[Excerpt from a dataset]
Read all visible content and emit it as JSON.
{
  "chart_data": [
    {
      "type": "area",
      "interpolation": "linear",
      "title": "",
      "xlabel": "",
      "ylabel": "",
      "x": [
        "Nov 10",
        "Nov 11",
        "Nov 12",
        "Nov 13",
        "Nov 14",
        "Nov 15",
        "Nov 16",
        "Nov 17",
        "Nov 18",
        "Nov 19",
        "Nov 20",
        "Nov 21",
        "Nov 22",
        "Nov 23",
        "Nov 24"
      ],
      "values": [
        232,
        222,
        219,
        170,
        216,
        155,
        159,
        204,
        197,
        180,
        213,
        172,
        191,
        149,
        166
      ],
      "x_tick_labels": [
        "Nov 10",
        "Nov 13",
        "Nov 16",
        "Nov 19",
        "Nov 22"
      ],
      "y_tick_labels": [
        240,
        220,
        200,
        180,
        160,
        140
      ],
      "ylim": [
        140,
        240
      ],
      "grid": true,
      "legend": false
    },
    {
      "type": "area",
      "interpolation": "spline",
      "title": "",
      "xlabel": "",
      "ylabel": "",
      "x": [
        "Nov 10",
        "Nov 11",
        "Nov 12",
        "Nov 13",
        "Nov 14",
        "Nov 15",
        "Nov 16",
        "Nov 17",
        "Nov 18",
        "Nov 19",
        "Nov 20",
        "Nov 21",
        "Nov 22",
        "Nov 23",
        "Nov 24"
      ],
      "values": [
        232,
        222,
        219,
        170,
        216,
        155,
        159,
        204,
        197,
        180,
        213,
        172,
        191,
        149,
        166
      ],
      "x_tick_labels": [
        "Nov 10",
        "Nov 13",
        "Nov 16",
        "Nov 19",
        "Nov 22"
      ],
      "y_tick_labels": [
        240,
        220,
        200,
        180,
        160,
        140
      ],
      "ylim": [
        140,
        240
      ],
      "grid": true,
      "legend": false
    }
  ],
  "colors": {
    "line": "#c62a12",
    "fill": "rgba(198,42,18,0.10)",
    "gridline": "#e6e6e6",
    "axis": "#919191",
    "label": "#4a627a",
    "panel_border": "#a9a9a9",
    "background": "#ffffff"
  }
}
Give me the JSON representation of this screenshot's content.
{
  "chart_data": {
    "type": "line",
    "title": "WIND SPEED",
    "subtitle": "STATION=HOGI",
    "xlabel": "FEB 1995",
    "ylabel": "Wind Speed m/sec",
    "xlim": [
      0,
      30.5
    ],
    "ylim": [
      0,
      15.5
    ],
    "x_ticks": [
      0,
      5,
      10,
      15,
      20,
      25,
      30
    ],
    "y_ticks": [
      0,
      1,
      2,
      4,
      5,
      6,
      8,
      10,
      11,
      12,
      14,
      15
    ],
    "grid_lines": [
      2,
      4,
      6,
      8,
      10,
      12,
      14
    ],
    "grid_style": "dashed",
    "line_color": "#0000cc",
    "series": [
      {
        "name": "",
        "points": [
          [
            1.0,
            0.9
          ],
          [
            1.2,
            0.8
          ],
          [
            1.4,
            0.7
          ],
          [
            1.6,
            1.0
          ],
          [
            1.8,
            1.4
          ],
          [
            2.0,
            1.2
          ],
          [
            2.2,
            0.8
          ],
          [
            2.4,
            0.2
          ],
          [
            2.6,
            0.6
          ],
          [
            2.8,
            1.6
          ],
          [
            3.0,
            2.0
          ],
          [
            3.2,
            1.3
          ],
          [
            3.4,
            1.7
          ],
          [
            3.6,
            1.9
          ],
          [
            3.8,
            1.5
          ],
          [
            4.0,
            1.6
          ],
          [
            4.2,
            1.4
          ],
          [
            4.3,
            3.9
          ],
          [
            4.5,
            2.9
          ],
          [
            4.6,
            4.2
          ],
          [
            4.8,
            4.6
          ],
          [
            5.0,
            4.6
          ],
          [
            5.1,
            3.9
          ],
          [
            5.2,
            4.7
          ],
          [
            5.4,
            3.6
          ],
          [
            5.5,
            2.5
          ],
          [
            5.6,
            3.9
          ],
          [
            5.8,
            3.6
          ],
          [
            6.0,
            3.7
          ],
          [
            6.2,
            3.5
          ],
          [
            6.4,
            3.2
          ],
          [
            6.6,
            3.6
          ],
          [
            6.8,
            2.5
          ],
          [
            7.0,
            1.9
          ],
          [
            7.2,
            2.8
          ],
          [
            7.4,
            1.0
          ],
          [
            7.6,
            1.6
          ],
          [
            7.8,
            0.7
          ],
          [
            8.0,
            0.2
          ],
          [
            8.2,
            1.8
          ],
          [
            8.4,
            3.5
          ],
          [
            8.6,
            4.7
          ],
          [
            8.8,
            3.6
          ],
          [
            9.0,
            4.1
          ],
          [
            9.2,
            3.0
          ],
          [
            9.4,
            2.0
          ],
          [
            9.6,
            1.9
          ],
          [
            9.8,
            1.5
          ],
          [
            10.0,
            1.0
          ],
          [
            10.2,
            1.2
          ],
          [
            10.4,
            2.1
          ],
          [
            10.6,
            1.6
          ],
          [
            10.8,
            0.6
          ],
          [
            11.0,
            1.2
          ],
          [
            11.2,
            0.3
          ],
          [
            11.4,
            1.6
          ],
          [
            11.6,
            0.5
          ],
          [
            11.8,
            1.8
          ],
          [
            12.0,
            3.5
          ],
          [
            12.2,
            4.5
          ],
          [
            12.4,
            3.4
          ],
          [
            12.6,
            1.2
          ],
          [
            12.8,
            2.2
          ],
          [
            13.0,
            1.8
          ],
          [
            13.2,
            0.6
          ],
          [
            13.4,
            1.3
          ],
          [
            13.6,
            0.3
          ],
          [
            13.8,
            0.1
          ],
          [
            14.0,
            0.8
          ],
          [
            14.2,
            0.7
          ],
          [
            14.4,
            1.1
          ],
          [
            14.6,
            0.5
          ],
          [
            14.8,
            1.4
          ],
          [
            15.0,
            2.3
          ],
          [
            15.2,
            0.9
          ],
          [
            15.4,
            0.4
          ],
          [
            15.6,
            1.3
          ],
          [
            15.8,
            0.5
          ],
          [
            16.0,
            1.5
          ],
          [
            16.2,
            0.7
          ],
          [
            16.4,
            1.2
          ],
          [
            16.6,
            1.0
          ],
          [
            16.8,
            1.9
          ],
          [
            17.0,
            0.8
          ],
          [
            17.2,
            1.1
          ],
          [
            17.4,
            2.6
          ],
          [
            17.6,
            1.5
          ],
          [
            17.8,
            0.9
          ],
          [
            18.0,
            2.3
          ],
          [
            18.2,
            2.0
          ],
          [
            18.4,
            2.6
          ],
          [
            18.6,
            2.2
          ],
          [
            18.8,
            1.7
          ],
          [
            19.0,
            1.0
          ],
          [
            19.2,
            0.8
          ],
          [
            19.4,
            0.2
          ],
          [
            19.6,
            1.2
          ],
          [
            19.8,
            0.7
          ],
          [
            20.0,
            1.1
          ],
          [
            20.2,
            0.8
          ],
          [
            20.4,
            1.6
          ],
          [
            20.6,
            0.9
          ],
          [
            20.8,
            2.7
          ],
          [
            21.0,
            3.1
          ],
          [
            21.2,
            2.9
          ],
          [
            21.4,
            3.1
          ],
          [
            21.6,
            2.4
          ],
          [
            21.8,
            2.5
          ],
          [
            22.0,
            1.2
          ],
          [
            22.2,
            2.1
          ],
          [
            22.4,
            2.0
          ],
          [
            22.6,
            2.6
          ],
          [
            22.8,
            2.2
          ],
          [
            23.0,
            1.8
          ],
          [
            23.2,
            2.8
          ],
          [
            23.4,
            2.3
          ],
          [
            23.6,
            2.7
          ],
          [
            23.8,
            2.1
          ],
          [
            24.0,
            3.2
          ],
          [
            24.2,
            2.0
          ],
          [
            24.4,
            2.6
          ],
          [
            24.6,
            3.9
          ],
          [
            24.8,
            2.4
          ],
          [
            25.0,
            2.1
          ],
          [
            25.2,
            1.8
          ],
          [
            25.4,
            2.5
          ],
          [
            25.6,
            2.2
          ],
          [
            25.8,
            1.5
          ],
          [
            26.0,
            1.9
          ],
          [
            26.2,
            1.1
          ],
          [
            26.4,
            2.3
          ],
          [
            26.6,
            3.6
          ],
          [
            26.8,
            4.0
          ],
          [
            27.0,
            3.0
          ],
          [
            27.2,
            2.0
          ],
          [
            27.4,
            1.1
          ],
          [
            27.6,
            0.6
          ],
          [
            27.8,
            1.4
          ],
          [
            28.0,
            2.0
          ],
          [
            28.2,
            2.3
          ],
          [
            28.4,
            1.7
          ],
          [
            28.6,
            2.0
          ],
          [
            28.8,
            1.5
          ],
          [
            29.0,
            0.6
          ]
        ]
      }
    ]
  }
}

▶ [Requirement] Check all the records above and select each line where the string "JSON" is found.

▶ [Task solution]
Read all visible content and emit it as JSON.
Give me the JSON representation of this screenshot's content.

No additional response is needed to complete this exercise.